## WHAT NEEDS TO BE DONE
Transcribe every entry word for word, but skip the images.

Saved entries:
____________________

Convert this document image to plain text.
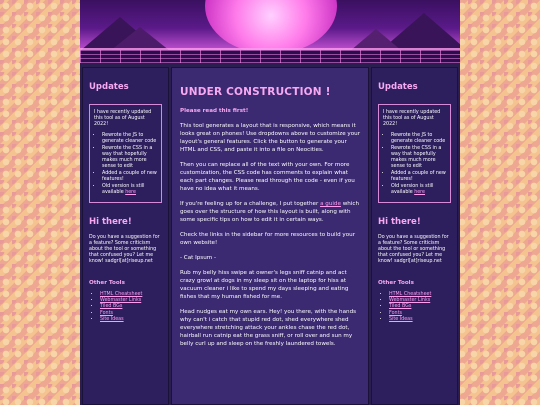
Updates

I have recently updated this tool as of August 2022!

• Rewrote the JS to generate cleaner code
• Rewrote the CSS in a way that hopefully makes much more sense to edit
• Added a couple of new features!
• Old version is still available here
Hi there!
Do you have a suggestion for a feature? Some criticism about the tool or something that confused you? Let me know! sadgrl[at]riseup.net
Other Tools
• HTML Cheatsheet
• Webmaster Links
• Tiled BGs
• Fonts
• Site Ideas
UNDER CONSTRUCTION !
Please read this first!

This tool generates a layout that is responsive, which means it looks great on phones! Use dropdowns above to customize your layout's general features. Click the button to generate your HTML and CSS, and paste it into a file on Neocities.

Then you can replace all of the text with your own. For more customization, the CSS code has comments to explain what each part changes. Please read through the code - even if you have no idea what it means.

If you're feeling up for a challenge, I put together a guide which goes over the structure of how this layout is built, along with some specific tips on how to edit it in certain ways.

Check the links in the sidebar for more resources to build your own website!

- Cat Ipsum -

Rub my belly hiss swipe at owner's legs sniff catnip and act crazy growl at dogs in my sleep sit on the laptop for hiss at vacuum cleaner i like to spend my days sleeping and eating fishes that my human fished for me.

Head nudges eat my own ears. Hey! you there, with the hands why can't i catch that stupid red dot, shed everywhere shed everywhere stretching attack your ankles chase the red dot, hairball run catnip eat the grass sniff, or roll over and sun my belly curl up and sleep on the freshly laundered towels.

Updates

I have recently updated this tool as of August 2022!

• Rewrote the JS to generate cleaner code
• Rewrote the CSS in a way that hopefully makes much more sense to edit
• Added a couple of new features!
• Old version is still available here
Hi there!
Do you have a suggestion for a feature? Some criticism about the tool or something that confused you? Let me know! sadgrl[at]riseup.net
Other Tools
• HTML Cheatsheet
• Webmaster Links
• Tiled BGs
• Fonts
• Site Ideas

____________________

## FINISHED TASK
Convert this document image to plain text.
Updates

I have recently updated this tool as of August 2022!

• Rewrote the JS to generate cleaner code
• Rewrote the CSS in a way that hopefully makes much more sense to edit
• Added a couple of new features!
• Old version is still available here
Hi there!
Do you have a suggestion for a feature? Some criticism about the tool or something that confused you? Let me know! sadgrl[at]riseup.net
Other Tools
• HTML Cheatsheet
• Webmaster Links
• Tiled BGs
• Fonts
• Site Ideas
UNDER CONSTRUCTION !
Please read this first!

This tool generates a layout that is responsive, which means it looks great on phones! Use dropdowns above to customize your layout's general features. Click the button to generate your HTML and CSS, and paste it into a file on Neocities.

Then you can replace all of the text with your own. For more customization, the CSS code has comments to explain what each part changes. Please read through the code - even if you have no idea what it means.

If you're feeling up for a challenge, I put together a guide which goes over the structure of how this layout is built, along with some specific tips on how to edit it in certain ways.

Check the links in the sidebar for more resources to build your own website!

- Cat Ipsum -

Rub my belly hiss swipe at owner's legs sniff catnip and act crazy growl at dogs in my sleep sit on the laptop for hiss at vacuum cleaner i like to spend my days sleeping and eating fishes that my human fished for me.

Head nudges eat my own ears. Hey! you there, with the hands why can't i catch that stupid red dot, shed everywhere shed everywhere stretching attack your ankles chase the red dot, hairball run catnip eat the grass sniff, or roll over and sun my belly curl up and sleep on the freshly laundered towels.

Updates

I have recently updated this tool as of August 2022!

• Rewrote the JS to generate cleaner code
• Rewrote the CSS in a way that hopefully makes much more sense to edit
• Added a couple of new features!
• Old version is still available here
Hi there!
Do you have a suggestion for a feature? Some criticism about the tool or something that confused you? Let me know! sadgrl[at]riseup.net
Other Tools
• HTML Cheatsheet
• Webmaster Links
• Tiled BGs
• Fonts
• Site Ideas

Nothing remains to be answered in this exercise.